- ZITIERTER TEXTAUSZUG -
Nie aber hat Seehofer den Grundsatz der gesetzlichen Krankenversicherung, dass Reich für Arm, Jung für Alt und Gesund für Krank zahlt, bezweifelt. In einer Union unter Helmut Kohl wurde diese Frage allerdings auch nicht gestellt. Doch weiß Seehofer im Kampf gegen Angela Merkels Kopfpauschale nicht nur seinen Chef Edmund Stoiber hinter sich, sondern auch – laut Umfragewerten – die meisten Bundesbürger.
Mühelos gelingt es ihm, einflussreiche Leitartikler in Gesprächen so einzunehmen, dass sie täglich Kommentare im O-Ton Seehofer schreiben: dass die mächtigste Lobby im Land die Privatversicherer sind, dass all die Politiker und Professoren selbst von den Reformen nie betroffen sein werden, die sie verlangen. „Ich ja auch nicht“, sagt Seehofer im Auto. Aber er werde nie vergessen, „wie wir als Kinder jeden Freitag immer zu der Baufirma mussten, wo unser Vater arbeitete. Wir mussten den Vater mit der Lohntüte abholen, damit die nicht zusammen in die Gastwirtschaft wanderten.“ Er reicht dieses biografische Detail herüber wie eine Serviceleistung.

Gespeicherte Dateneinträge
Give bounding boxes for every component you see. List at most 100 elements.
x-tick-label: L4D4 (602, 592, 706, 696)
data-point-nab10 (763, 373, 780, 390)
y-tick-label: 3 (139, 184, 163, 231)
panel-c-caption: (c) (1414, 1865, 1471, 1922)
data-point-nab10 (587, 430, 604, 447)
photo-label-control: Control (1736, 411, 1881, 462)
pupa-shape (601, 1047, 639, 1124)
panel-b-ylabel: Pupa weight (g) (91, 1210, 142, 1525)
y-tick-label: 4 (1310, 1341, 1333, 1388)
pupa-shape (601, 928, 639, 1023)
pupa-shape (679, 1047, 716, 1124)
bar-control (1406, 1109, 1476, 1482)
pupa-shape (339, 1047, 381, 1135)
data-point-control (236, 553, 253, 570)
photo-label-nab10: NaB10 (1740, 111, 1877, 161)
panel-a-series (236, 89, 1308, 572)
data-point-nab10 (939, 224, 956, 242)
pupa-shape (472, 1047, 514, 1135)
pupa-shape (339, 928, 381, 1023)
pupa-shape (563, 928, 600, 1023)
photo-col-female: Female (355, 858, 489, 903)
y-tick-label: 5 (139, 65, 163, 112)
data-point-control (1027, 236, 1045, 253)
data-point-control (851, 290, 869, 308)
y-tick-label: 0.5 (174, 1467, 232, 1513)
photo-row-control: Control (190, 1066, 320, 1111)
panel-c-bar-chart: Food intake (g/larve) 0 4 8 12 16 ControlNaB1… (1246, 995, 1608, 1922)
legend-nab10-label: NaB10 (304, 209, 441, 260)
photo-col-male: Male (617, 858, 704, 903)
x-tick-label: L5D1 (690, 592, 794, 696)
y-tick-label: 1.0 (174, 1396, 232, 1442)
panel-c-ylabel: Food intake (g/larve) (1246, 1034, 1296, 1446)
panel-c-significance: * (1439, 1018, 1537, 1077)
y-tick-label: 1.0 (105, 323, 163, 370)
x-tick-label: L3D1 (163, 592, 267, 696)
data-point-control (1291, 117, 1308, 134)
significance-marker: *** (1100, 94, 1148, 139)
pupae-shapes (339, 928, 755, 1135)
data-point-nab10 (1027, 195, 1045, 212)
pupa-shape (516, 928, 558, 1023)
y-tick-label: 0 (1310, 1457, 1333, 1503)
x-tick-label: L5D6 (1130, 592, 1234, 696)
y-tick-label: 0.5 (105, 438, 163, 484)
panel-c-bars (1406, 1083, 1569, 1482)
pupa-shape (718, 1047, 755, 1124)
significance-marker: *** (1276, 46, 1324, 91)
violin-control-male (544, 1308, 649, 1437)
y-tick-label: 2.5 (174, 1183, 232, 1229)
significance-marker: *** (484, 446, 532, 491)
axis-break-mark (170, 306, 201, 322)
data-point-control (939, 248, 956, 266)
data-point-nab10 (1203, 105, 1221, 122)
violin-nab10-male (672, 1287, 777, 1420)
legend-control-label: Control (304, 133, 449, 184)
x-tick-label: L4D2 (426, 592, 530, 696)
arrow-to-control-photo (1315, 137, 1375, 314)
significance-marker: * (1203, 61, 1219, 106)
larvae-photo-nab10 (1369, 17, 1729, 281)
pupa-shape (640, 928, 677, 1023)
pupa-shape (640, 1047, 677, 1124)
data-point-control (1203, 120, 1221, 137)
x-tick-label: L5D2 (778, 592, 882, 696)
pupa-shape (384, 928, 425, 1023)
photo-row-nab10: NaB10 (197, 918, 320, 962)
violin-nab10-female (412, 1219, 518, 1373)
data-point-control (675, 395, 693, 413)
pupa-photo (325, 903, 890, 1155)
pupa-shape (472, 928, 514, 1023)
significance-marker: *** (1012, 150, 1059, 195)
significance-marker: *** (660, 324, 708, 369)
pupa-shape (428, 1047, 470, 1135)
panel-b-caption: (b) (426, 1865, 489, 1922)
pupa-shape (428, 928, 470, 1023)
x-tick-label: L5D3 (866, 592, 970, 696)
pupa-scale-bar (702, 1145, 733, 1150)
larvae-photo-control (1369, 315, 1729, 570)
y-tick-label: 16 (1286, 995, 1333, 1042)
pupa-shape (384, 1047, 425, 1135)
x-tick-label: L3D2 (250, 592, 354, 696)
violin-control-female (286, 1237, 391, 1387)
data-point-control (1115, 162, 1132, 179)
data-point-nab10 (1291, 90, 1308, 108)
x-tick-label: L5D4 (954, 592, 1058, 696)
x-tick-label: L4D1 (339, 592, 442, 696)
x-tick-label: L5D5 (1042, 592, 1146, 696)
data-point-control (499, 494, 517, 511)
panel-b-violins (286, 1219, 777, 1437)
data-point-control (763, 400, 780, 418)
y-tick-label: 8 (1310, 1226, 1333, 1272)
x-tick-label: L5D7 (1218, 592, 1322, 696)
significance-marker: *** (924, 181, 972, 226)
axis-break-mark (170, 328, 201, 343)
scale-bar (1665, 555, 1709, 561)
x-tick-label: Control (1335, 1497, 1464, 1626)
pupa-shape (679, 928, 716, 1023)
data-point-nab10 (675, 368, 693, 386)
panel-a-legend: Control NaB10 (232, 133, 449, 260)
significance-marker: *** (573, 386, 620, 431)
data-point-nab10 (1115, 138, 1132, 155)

- PFLICHTAUFGABEN -
A) Gib den Abschnitt des Textauszugs über Seehofer beginnend mit „Mühelos gelingt es“ und weiter bis „wie eine Serviceleistung.“ wieder und tausche dabei „Baufirma“ gegen „Fabrik“ aus.
B) Übersetze den Satz „Er reicht dieses biografische Detail herüber wie eine Serviceleistung.“ aus dem Textauszug über Seehofer ins Englische.

- LÖSUNGEN ZUR ÜBUNG -
A)
Mühelos gelingt es ihm, einflussreiche Leitartikler in Gesprächen so einzunehmen, dass sie täglich Kommentare im O-Ton Seehofer schreiben: dass die mächtigste Lobby im Land die Privatversicherer sind, dass all die Politiker und Professoren selbst von den Reformen nie betroffen sein werden, die sie verlangen. „Ich ja auch nicht“, sagt Seehofer im Auto. Aber er werde nie vergessen, „wie wir als Kinder jeden Freitag immer zu der Fabrik mussten, wo unser Vater arbeitete. Wir mussten den Vater mit der Lohntüte abholen, damit die nicht zusammen in die Gastwirtschaft wanderten.“ Er reicht dieses biografische Detail herüber wie eine Serviceleistung.

B) He hands this biographical detail over like a service.